__PROBLEM DESCRIPTION__
Repeat the entire listing exactly as written.

START INPUT

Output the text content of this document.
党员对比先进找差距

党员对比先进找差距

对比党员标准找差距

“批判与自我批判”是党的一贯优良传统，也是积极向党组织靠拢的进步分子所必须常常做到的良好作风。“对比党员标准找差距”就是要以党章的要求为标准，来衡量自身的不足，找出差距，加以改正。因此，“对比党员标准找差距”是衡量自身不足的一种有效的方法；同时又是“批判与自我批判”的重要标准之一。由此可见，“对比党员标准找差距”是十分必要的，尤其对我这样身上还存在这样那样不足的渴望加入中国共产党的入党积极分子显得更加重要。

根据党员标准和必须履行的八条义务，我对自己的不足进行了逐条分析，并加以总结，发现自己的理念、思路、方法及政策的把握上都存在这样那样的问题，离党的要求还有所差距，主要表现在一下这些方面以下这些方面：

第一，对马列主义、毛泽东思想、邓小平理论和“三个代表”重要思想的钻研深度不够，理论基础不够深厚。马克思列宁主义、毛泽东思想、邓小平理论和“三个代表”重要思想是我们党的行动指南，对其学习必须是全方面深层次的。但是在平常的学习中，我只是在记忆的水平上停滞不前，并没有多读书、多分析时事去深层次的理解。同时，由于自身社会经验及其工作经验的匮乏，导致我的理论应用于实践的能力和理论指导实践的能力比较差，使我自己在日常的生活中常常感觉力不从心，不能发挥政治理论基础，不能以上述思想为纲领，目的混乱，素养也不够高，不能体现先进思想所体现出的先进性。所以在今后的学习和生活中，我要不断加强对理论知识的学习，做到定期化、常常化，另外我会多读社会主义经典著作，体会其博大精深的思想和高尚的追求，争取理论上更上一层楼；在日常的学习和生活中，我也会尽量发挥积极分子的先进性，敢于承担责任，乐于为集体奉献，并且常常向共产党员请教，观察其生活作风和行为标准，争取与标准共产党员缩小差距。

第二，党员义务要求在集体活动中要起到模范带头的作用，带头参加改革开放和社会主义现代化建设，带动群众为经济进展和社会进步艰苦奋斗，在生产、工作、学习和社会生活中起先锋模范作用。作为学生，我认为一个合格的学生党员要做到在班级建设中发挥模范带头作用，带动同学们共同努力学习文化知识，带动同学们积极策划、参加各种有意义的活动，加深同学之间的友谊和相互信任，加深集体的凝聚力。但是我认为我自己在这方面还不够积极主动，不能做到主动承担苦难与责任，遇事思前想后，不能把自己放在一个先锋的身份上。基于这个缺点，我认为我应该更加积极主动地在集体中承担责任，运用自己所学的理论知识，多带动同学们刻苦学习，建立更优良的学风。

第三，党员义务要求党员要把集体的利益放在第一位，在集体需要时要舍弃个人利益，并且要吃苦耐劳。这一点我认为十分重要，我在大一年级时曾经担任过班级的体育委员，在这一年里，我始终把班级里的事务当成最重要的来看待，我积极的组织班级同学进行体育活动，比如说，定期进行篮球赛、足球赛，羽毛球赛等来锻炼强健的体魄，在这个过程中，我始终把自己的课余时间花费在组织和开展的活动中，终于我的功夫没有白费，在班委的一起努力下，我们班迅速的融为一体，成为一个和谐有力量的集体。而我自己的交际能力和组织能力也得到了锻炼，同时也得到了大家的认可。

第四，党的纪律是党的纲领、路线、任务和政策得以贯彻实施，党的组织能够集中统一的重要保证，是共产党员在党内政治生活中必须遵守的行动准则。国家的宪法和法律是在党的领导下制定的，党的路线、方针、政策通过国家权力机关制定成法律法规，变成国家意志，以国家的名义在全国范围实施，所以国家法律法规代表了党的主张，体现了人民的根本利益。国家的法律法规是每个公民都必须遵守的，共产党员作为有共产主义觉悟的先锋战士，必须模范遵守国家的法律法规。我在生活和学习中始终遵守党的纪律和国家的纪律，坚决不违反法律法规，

END INPUT

__SOLVED PROBLEM__
Output the text content of this document.
党员对比先进找差距

党员对比先进找差距

对比党员标准找差距

“批判与自我批判”是党的一贯优良传统，也是积极向党组织靠拢的进步分子所必须常常做到的良好作风。“对比党员标准找差距”就是要以党章的要求为标准，来衡量自身的不足，找出差距，加以改正。因此，“对比党员标准找差距”是衡量自身不足的一种有效的方法；同时又是“批判与自我批判”的重要标准之一。由此可见，“对比党员标准找差距”是十分必要的，尤其对我这样身上还存在这样那样不足的渴望加入中国共产党的入党积极分子显得更加重要。

根据党员标准和必须履行的八条义务，我对自己的不足进行了逐条分析，并加以总结，发现自己的理念、思路、方法及政策的把握上都存在这样那样的问题，离党的要求还有所差距，主要表现在一下这些方面以下这些方面：

第一，对马列主义、毛泽东思想、邓小平理论和“三个代表”重要思想的钻研深度不够，理论基础不够深厚。马克思列宁主义、毛泽东思想、邓小平理论和“三个代表”重要思想是我们党的行动指南，对其学习必须是全方面深层次的。但是在平常的学习中，我只是在记忆的水平上停滞不前，并没有多读书、多分析时事去深层次的理解。同时，由于自身社会经验及其工作经验的匮乏，导致我的理论应用于实践的能力和理论指导实践的能力比较差，使我自己在日常的生活中常常感觉力不从心，不能发挥政治理论基础，不能以上述思想为纲领，目的混乱，素养也不够高，不能体现先进思想所体现出的先进性。所以在今后的学习和生活中，我要不断加强对理论知识的学习，做到定期化、常常化，另外我会多读社会主义经典著作，体会其博大精深的思想和高尚的追求，争取理论上更上一层楼；在日常的学习和生活中，我也会尽量发挥积极分子的先进性，敢于承担责任，乐于为集体奉献，并且常常向共产党员请教，观察其生活作风和行为标准，争取与标准共产党员缩小差距。

第二，党员义务要求在集体活动中要起到模范带头的作用，带头参加改革开放和社会主义现代化建设，带动群众为经济进展和社会进步艰苦奋斗，在生产、工作、学习和社会生活中起先锋模范作用。作为学生，我认为一个合格的学生党员要做到在班级建设中发挥模范带头作用，带动同学们共同努力学习文化知识，带动同学们积极策划、参加各种有意义的活动，加深同学之间的友谊和相互信任，加深集体的凝聚力。但是我认为我自己在这方面还不够积极主动，不能做到主动承担苦难与责任，遇事思前想后，不能把自己放在一个先锋的身份上。基于这个缺点，我认为我应该更加积极主动地在集体中承担责任，运用自己所学的理论知识，多带动同学们刻苦学习，建立更优良的学风。

第三，党员义务要求党员要把集体的利益放在第一位，在集体需要时要舍弃个人利益，并且要吃苦耐劳。这一点我认为十分重要，我在大一年级时曾经担任过班级的体育委员，在这一年里，我始终把班级里的事务当成最重要的来看待，我积极的组织班级同学进行体育活动，比如说，定期进行篮球赛、足球赛，羽毛球赛等来锻炼强健的体魄，在这个过程中，我始终把自己的课余时间花费在组织和开展的活动中，终于我的功夫没有白费，在班委的一起努力下，我们班迅速的融为一体，成为一个和谐有力量的集体。而我自己的交际能力和组织能力也得到了锻炼，同时也得到了大家的认可。

第四，党的纪律是党的纲领、路线、任务和政策得以贯彻实施，党的组织能够集中统一的重要保证，是共产党员在党内政治生活中必须遵守的行动准则。国家的宪法和法律是在党的领导下制定的，党的路线、方针、政策通过国家权力机关制定成法律法规，变成国家意志，以国家的名义在全国范围实施，所以国家法律法规代表了党的主张，体现了人民的根本利益。国家的法律法规是每个公民都必须遵守的，共产党员作为有共产主义觉悟的先锋战士，必须模范遵守国家的法律法规。我在生活和学习中始终遵守党的纪律和国家的纪律，坚决不违反法律法规，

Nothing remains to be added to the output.